:: Instructions for the task ::
Looking at the entries below, state how many lines contain the word "critical". Give the number alone.

[[ Material provided, beginning ]]

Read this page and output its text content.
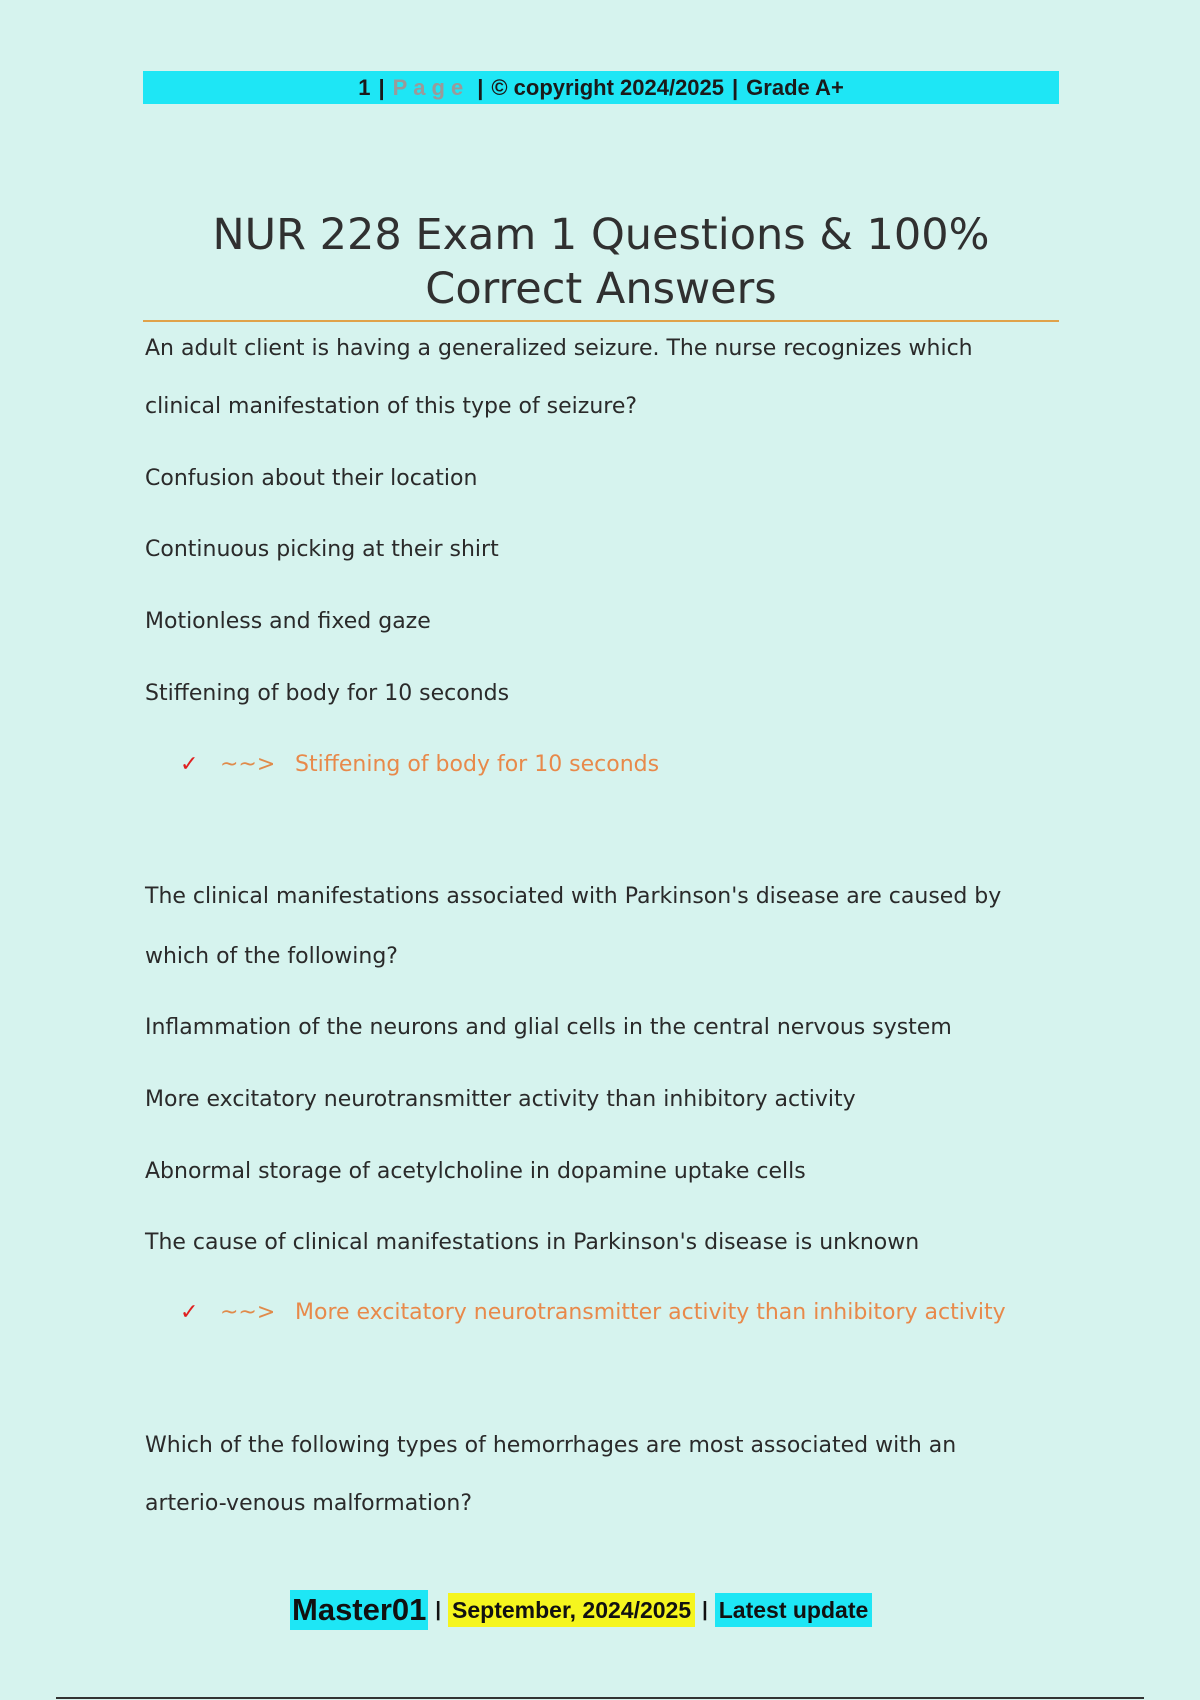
1 | Page | © copyright 2024/2025 | Grade A+
NUR 228 Exam 1 Questions & 100% Correct Answers
An adult client is having a generalized seizure. The nurse recognizes which
clinical manifestation of this type of seizure?
Confusion about their location
Continuous picking at their shirt
Motionless and fixed gaze
Stiffening of body for 10 seconds
✓ ~~> Stiffening of body for 10 seconds
The clinical manifestations associated with Parkinson's disease are caused by
which of the following?
Inflammation of the neurons and glial cells in the central nervous system
More excitatory neurotransmitter activity than inhibitory activity
Abnormal storage of acetylcholine in dopamine uptake cells
The cause of clinical manifestations in Parkinson's disease is unknown
✓ ~~> More excitatory neurotransmitter activity than inhibitory activity
Which of the following types of hemorrhages are most associated with an
arterio-venous malformation?
Master01 | September, 2024/2025 | Latest update
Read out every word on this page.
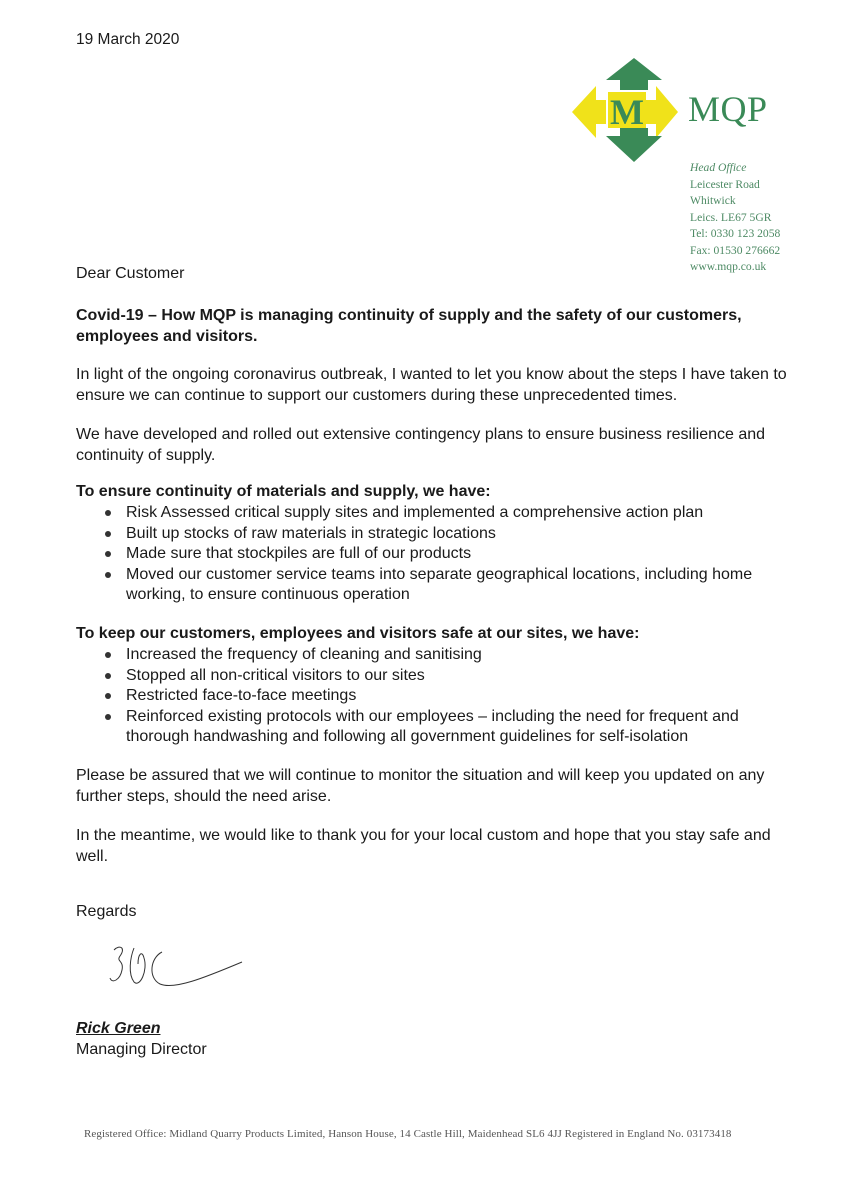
19 March 2020
M MQP
Head Office
Leicester Road
Whitwick
Leics. LE67 5GR
Tel: 0330 123 2058
Fax: 01530 276662
www.mqp.co.uk
Dear Customer
Covid-19 – How MQP is managing continuity of supply and the safety of our customers, employees and visitors.
In light of the ongoing coronavirus outbreak, I wanted to let you know about the steps I have taken to ensure we can continue to support our customers during these unprecedented times.
We have developed and rolled out extensive contingency plans to ensure business resilience and continuity of supply.
To ensure continuity of materials and supply, we have:
Risk Assessed critical supply sites and implemented a comprehensive action plan
Built up stocks of raw materials in strategic locations
Made sure that stockpiles are full of our products
Moved our customer service teams into separate geographical locations, including home working, to ensure continuous operation
To keep our customers, employees and visitors safe at our sites, we have:
Increased the frequency of cleaning and sanitising
Stopped all non-critical visitors to our sites
Restricted face-to-face meetings
Reinforced existing protocols with our employees – including the need for frequent and thorough handwashing and following all government guidelines for self-isolation
Please be assured that we will continue to monitor the situation and will keep you updated on any further steps, should the need arise.
In the meantime, we would like to thank you for your local custom and hope that you stay safe and well.
Regards
Rick Green
Managing Director
Registered Office: Midland Quarry Products Limited, Hanson House, 14 Castle Hill, Maidenhead SL6 4JJ Registered in England No. 03173418
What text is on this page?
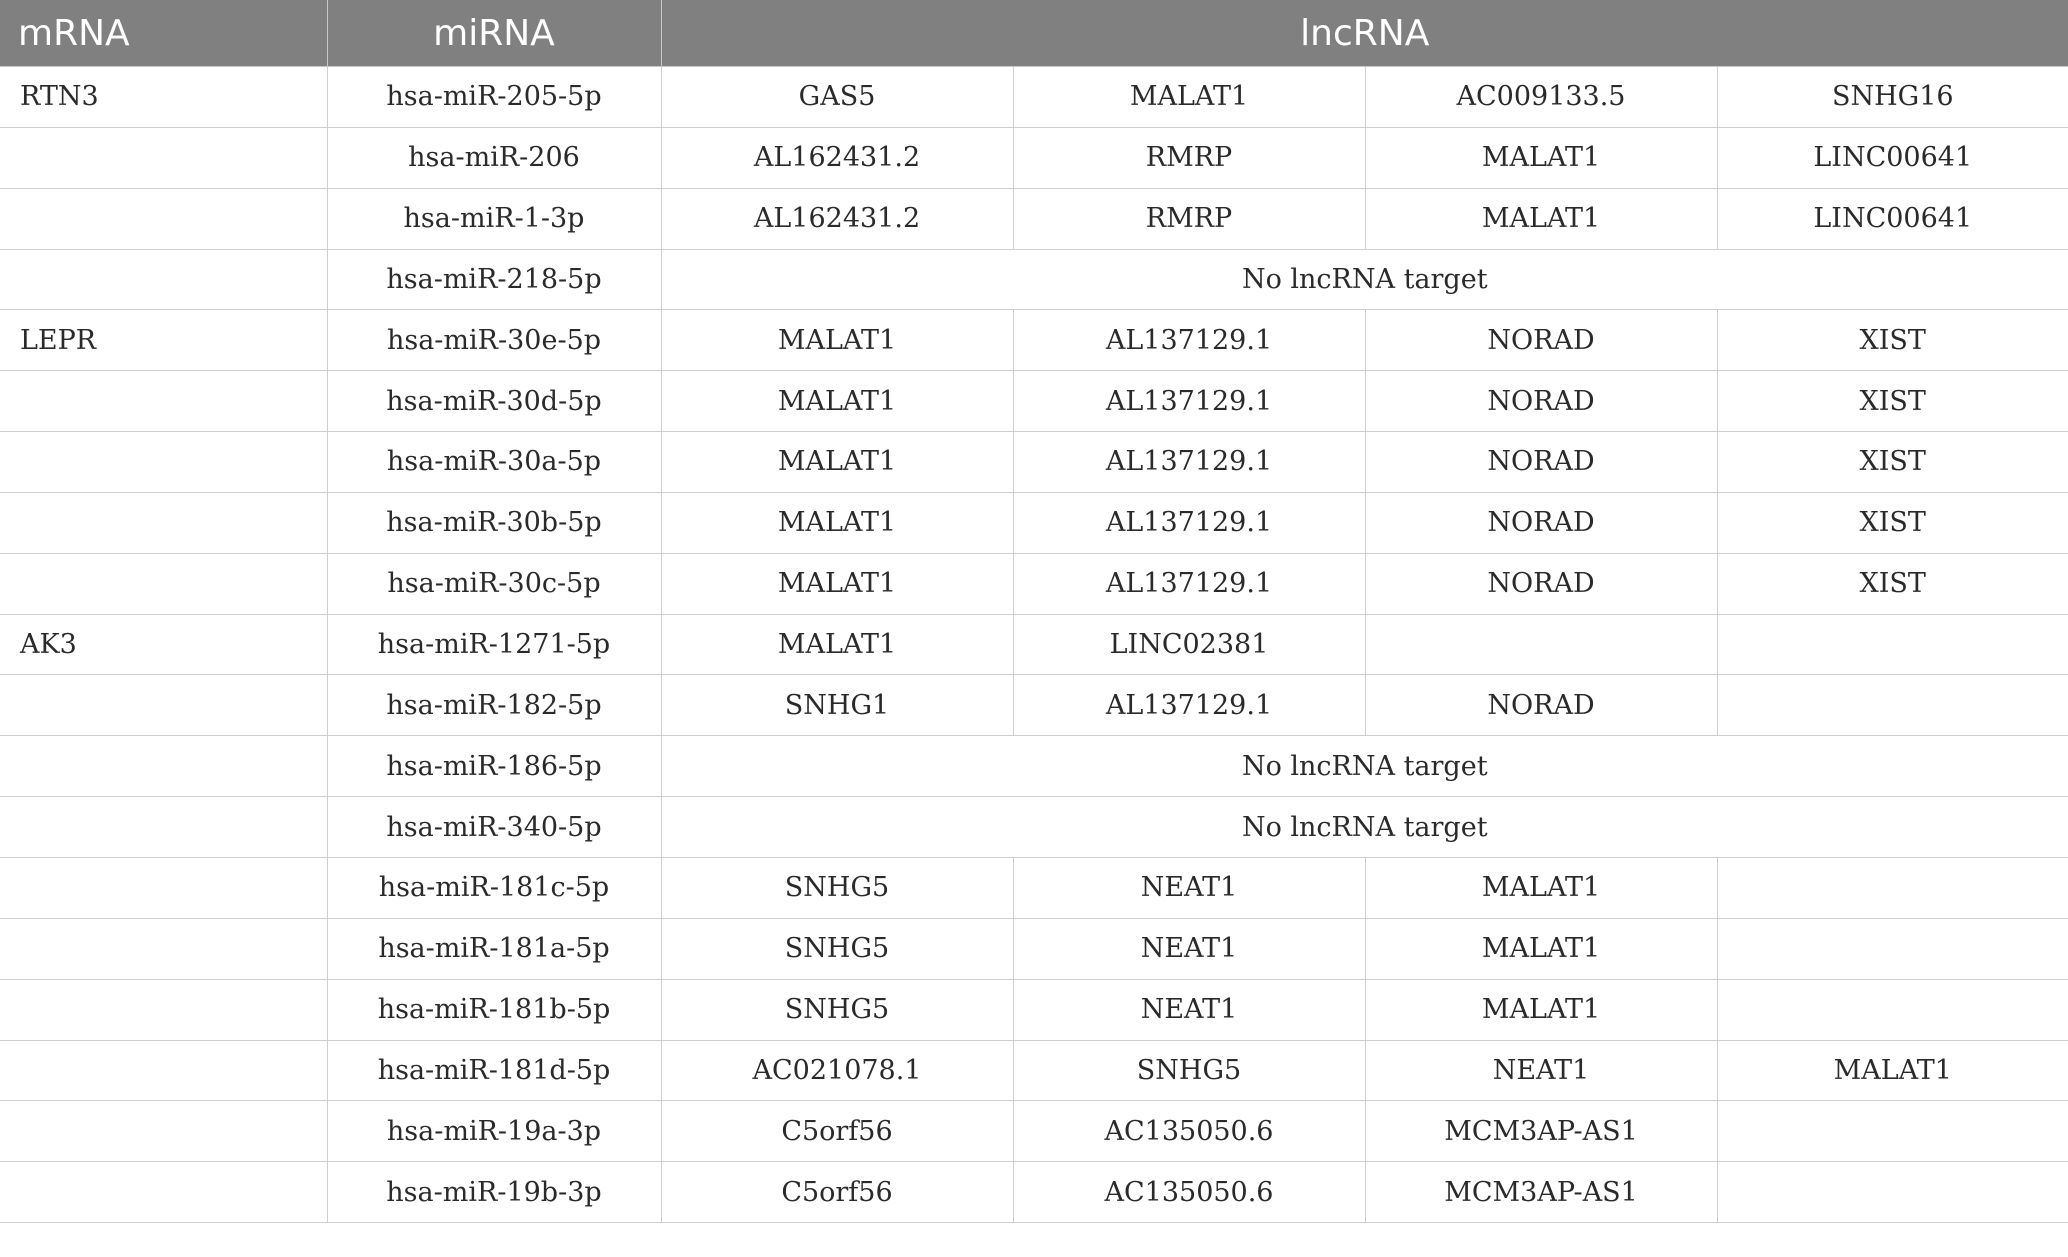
mRNA	miRNA	lncRNA			
RTN3	hsa-miR-205-5p	GAS5	MALAT1	AC009133.5	SNHG16
	hsa-miR-206	AL162431.2	RMRP	MALAT1	LINC00641
	hsa-miR-1-3p	AL162431.2	RMRP	MALAT1	LINC00641
	hsa-miR-218-5p	No lncRNA target			
LEPR	hsa-miR-30e-5p	MALAT1	AL137129.1	NORAD	XIST
	hsa-miR-30d-5p	MALAT1	AL137129.1	NORAD	XIST
	hsa-miR-30a-5p	MALAT1	AL137129.1	NORAD	XIST
	hsa-miR-30b-5p	MALAT1	AL137129.1	NORAD	XIST
	hsa-miR-30c-5p	MALAT1	AL137129.1	NORAD	XIST
AK3	hsa-miR-1271-5p	MALAT1	LINC02381		
	hsa-miR-182-5p	SNHG1	AL137129.1	NORAD	
	hsa-miR-186-5p	No lncRNA target			
	hsa-miR-340-5p	No lncRNA target			
	hsa-miR-181c-5p	SNHG5	NEAT1	MALAT1	
	hsa-miR-181a-5p	SNHG5	NEAT1	MALAT1	
	hsa-miR-181b-5p	SNHG5	NEAT1	MALAT1	
	hsa-miR-181d-5p	AC021078.1	SNHG5	NEAT1	MALAT1
	hsa-miR-19a-3p	C5orf56	AC135050.6	MCM3AP-AS1	
	hsa-miR-19b-3p	C5orf56	AC135050.6	MCM3AP-AS1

[[ Material provided, end ]]

:: Written response ::
2